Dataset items
--------------------------------------------------
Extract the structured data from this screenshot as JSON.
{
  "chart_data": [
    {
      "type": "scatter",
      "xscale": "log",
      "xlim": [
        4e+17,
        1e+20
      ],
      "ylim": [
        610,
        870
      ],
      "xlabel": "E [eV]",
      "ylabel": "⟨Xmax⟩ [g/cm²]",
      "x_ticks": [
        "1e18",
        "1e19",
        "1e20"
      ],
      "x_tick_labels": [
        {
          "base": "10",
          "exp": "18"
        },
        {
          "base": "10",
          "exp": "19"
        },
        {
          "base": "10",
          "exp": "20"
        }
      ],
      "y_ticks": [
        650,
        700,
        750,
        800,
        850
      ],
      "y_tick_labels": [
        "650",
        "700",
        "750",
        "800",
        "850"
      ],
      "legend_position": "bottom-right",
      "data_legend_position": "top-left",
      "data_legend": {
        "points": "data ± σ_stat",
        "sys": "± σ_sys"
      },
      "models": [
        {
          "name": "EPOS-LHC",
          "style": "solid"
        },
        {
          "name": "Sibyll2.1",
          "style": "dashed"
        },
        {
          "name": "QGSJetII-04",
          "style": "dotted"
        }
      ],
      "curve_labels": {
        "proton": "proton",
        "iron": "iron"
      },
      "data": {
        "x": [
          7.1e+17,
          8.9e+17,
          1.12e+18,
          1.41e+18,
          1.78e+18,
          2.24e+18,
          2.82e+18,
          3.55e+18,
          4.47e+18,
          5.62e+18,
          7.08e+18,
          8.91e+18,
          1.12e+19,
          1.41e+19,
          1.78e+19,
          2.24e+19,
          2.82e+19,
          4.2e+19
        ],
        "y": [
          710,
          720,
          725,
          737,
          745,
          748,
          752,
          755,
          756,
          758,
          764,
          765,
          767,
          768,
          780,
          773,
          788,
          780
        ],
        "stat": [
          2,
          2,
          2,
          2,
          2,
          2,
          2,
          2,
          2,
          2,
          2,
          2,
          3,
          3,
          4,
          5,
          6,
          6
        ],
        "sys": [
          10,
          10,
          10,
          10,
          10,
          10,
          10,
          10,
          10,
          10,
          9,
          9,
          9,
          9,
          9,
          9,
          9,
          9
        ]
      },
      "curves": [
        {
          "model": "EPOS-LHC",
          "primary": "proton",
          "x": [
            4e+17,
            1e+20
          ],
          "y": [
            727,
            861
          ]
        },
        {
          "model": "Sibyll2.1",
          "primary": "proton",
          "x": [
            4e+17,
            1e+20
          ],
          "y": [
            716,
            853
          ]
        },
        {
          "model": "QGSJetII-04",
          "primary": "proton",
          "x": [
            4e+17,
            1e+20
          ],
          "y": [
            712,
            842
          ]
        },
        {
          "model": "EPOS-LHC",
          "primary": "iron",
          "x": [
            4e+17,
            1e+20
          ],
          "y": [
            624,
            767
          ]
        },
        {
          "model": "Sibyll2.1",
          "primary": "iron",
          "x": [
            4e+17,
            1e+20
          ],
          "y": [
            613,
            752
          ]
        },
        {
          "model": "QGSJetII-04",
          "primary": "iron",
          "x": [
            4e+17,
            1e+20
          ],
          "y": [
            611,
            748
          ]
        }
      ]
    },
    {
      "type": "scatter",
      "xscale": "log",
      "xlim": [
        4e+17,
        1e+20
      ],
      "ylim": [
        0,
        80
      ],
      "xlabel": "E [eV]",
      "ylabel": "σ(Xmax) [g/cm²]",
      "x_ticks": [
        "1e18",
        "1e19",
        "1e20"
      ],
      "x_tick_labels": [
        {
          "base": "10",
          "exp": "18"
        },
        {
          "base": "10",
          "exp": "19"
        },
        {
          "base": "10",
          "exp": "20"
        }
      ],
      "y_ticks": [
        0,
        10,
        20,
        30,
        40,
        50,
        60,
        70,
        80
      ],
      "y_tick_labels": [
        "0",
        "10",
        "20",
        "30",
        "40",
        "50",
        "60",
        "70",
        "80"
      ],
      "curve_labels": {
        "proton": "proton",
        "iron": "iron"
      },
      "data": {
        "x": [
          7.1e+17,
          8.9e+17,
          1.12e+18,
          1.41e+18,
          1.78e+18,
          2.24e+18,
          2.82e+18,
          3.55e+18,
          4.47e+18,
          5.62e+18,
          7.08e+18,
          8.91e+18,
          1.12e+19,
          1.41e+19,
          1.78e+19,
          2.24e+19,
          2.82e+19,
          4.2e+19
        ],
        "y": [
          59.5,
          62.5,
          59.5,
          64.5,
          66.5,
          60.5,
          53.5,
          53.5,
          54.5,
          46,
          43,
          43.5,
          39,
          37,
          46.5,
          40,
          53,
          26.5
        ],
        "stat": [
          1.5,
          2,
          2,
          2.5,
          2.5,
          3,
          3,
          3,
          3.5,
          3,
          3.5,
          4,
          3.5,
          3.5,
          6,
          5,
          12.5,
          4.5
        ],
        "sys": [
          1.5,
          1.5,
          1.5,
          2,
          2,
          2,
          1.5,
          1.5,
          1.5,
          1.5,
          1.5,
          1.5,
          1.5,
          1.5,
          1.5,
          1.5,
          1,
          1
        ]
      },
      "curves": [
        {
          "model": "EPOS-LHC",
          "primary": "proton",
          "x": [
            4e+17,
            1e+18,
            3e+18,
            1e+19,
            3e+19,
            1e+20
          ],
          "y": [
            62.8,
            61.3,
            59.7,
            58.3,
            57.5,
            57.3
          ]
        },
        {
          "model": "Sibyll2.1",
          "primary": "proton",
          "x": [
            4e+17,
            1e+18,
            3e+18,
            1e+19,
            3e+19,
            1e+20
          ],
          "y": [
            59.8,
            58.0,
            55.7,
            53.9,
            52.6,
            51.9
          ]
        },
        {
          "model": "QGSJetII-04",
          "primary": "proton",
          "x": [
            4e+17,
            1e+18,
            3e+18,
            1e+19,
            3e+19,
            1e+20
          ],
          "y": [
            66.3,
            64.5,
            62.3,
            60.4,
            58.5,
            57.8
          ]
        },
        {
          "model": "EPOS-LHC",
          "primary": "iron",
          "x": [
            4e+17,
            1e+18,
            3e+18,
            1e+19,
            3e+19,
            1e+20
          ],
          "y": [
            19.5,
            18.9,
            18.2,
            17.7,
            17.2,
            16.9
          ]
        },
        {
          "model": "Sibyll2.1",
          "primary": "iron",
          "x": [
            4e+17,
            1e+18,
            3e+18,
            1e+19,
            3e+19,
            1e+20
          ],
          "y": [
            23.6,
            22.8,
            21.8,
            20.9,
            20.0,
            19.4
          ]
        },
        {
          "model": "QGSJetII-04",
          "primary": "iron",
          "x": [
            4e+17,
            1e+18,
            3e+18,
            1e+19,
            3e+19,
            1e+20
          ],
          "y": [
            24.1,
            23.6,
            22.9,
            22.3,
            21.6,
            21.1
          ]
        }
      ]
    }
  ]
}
--------------------------------------------------
What is asked ->
Quote each line above in full, word for word.

Exercise result ->
Extract the structured data from this screenshot as JSON.
{
  "chart_data": [
    {
      "type": "scatter",
      "xscale": "log",
      "xlim": [
        4e+17,
        1e+20
      ],
      "ylim": [
        610,
        870
      ],
      "xlabel": "E [eV]",
      "ylabel": "⟨Xmax⟩ [g/cm²]",
      "x_ticks": [
        "1e18",
        "1e19",
        "1e20"
      ],
      "x_tick_labels": [
        {
          "base": "10",
          "exp": "18"
        },
        {
          "base": "10",
          "exp": "19"
        },
        {
          "base": "10",
          "exp": "20"
        }
      ],
      "y_ticks": [
        650,
        700,
        750,
        800,
        850
      ],
      "y_tick_labels": [
        "650",
        "700",
        "750",
        "800",
        "850"
      ],
      "legend_position": "bottom-right",
      "data_legend_position": "top-left",
      "data_legend": {
        "points": "data ± σ_stat",
        "sys": "± σ_sys"
      },
      "models": [
        {
          "name": "EPOS-LHC",
          "style": "solid"
        },
        {
          "name": "Sibyll2.1",
          "style": "dashed"
        },
        {
          "name": "QGSJetII-04",
          "style": "dotted"
        }
      ],
      "curve_labels": {
        "proton": "proton",
        "iron": "iron"
      },
      "data": {
        "x": [
          7.1e+17,
          8.9e+17,
          1.12e+18,
          1.41e+18,
          1.78e+18,
          2.24e+18,
          2.82e+18,
          3.55e+18,
          4.47e+18,
          5.62e+18,
          7.08e+18,
          8.91e+18,
          1.12e+19,
          1.41e+19,
          1.78e+19,
          2.24e+19,
          2.82e+19,
          4.2e+19
        ],
        "y": [
          710,
          720,
          725,
          737,
          745,
          748,
          752,
          755,
          756,
          758,
          764,
          765,
          767,
          768,
          780,
          773,
          788,
          780
        ],
        "stat": [
          2,
          2,
          2,
          2,
          2,
          2,
          2,
          2,
          2,
          2,
          2,
          2,
          3,
          3,
          4,
          5,
          6,
          6
        ],
        "sys": [
          10,
          10,
          10,
          10,
          10,
          10,
          10,
          10,
          10,
          10,
          9,
          9,
          9,
          9,
          9,
          9,
          9,
          9
        ]
      },
      "curves": [
        {
          "model": "EPOS-LHC",
          "primary": "proton",
          "x": [
            4e+17,
            1e+20
          ],
          "y": [
            727,
            861
          ]
        },
        {
          "model": "Sibyll2.1",
          "primary": "proton",
          "x": [
            4e+17,
            1e+20
          ],
          "y": [
            716,
            853
          ]
        },
        {
          "model": "QGSJetII-04",
          "primary": "proton",
          "x": [
            4e+17,
            1e+20
          ],
          "y": [
            712,
            842
          ]
        },
        {
          "model": "EPOS-LHC",
          "primary": "iron",
          "x": [
            4e+17,
            1e+20
          ],
          "y": [
            624,
            767
          ]
        },
        {
          "model": "Sibyll2.1",
          "primary": "iron",
          "x": [
            4e+17,
            1e+20
          ],
          "y": [
            613,
            752
          ]
        },
        {
          "model": "QGSJetII-04",
          "primary": "iron",
          "x": [
            4e+17,
            1e+20
          ],
          "y": [
            611,
            748
          ]
        }
      ]
    },
    {
      "type": "scatter",
      "xscale": "log",
      "xlim": [
        4e+17,
        1e+20
      ],
      "ylim": [
        0,
        80
      ],
      "xlabel": "E [eV]",
      "ylabel": "σ(Xmax) [g/cm²]",
      "x_ticks": [
        "1e18",
        "1e19",
        "1e20"
      ],
      "x_tick_labels": [
        {
          "base": "10",
          "exp": "18"
        },
        {
          "base": "10",
          "exp": "19"
        },
        {
          "base": "10",
          "exp": "20"
        }
      ],
      "y_ticks": [
        0,
        10,
        20,
        30,
        40,
        50,
        60,
        70,
        80
      ],
      "y_tick_labels": [
        "0",
        "10",
        "20",
        "30",
        "40",
        "50",
        "60",
        "70",
        "80"
      ],
      "curve_labels": {
        "proton": "proton",
        "iron": "iron"
      },
      "data": {
        "x": [
          7.1e+17,
          8.9e+17,
          1.12e+18,
          1.41e+18,
          1.78e+18,
          2.24e+18,
          2.82e+18,
          3.55e+18,
          4.47e+18,
          5.62e+18,
          7.08e+18,
          8.91e+18,
          1.12e+19,
          1.41e+19,
          1.78e+19,
          2.24e+19,
          2.82e+19,
          4.2e+19
        ],
        "y": [
          59.5,
          62.5,
          59.5,
          64.5,
          66.5,
          60.5,
          53.5,
          53.5,
          54.5,
          46,
          43,
          43.5,
          39,
          37,
          46.5,
          40,
          53,
          26.5
        ],
        "stat": [
          1.5,
          2,
          2,
          2.5,
          2.5,
          3,
          3,
          3,
          3.5,
          3,
          3.5,
          4,
          3.5,
          3.5,
          6,
          5,
          12.5,
          4.5
        ],
        "sys": [
          1.5,
          1.5,
          1.5,
          2,
          2,
          2,
          1.5,
          1.5,
          1.5,
          1.5,
          1.5,
          1.5,
          1.5,
          1.5,
          1.5,
          1.5,
          1,
          1
        ]
      },
      "curves": [
        {
          "model": "EPOS-LHC",
          "primary": "proton",
          "x": [
            4e+17,
            1e+18,
            3e+18,
            1e+19,
            3e+19,
            1e+20
          ],
          "y": [
            62.8,
            61.3,
            59.7,
            58.3,
            57.5,
            57.3
          ]
        },
        {
          "model": "Sibyll2.1",
          "primary": "proton",
          "x": [
            4e+17,
            1e+18,
            3e+18,
            1e+19,
            3e+19,
            1e+20
          ],
          "y": [
            59.8,
            58.0,
            55.7,
            53.9,
            52.6,
            51.9
          ]
        },
        {
          "model": "QGSJetII-04",
          "primary": "proton",
          "x": [
            4e+17,
            1e+18,
            3e+18,
            1e+19,
            3e+19,
            1e+20
          ],
          "y": [
            66.3,
            64.5,
            62.3,
            60.4,
            58.5,
            57.8
          ]
        },
        {
          "model": "EPOS-LHC",
          "primary": "iron",
          "x": [
            4e+17,
            1e+18,
            3e+18,
            1e+19,
            3e+19,
            1e+20
          ],
          "y": [
            19.5,
            18.9,
            18.2,
            17.7,
            17.2,
            16.9
          ]
        },
        {
          "model": "Sibyll2.1",
          "primary": "iron",
          "x": [
            4e+17,
            1e+18,
            3e+18,
            1e+19,
            3e+19,
            1e+20
          ],
          "y": [
            23.6,
            22.8,
            21.8,
            20.9,
            20.0,
            19.4
          ]
        },
        {
          "model": "QGSJetII-04",
          "primary": "iron",
          "x": [
            4e+17,
            1e+18,
            3e+18,
            1e+19,
            3e+19,
            1e+20
          ],
          "y": [
            24.1,
            23.6,
            22.9,
            22.3,
            21.6,
            21.1
          ]
        }
      ]
    }
  ]
}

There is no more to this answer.